## Written request
The records below must be retyped exactly.

## Record extracts
* Begin *

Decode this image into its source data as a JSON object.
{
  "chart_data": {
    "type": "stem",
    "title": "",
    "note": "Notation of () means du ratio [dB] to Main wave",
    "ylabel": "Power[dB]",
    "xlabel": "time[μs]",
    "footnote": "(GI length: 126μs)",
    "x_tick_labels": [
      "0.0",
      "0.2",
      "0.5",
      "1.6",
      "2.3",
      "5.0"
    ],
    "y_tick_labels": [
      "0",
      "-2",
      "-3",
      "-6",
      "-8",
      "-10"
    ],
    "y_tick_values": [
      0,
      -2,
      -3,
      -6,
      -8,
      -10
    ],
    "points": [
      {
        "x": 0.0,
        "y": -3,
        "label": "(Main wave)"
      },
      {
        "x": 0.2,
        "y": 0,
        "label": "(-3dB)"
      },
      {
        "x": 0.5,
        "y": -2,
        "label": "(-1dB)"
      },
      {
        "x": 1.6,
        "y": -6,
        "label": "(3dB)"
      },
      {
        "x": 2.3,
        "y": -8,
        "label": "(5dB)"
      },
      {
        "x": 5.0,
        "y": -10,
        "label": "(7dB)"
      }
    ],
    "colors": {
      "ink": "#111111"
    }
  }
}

* End *

## Worked answer
Decode this image into its source data as a JSON object.
{
  "chart_data": {
    "type": "stem",
    "title": "",
    "note": "Notation of () means du ratio [dB] to Main wave",
    "ylabel": "Power[dB]",
    "xlabel": "time[μs]",
    "footnote": "(GI length: 126μs)",
    "x_tick_labels": [
      "0.0",
      "0.2",
      "0.5",
      "1.6",
      "2.3",
      "5.0"
    ],
    "y_tick_labels": [
      "0",
      "-2",
      "-3",
      "-6",
      "-8",
      "-10"
    ],
    "y_tick_values": [
      0,
      -2,
      -3,
      -6,
      -8,
      -10
    ],
    "points": [
      {
        "x": 0.0,
        "y": -3,
        "label": "(Main wave)"
      },
      {
        "x": 0.2,
        "y": 0,
        "label": "(-3dB)"
      },
      {
        "x": 0.5,
        "y": -2,
        "label": "(-1dB)"
      },
      {
        "x": 1.6,
        "y": -6,
        "label": "(3dB)"
      },
      {
        "x": 2.3,
        "y": -8,
        "label": "(5dB)"
      },
      {
        "x": 5.0,
        "y": -10,
        "label": "(7dB)"
      }
    ],
    "colors": {
      "ink": "#111111"
    }
  }
}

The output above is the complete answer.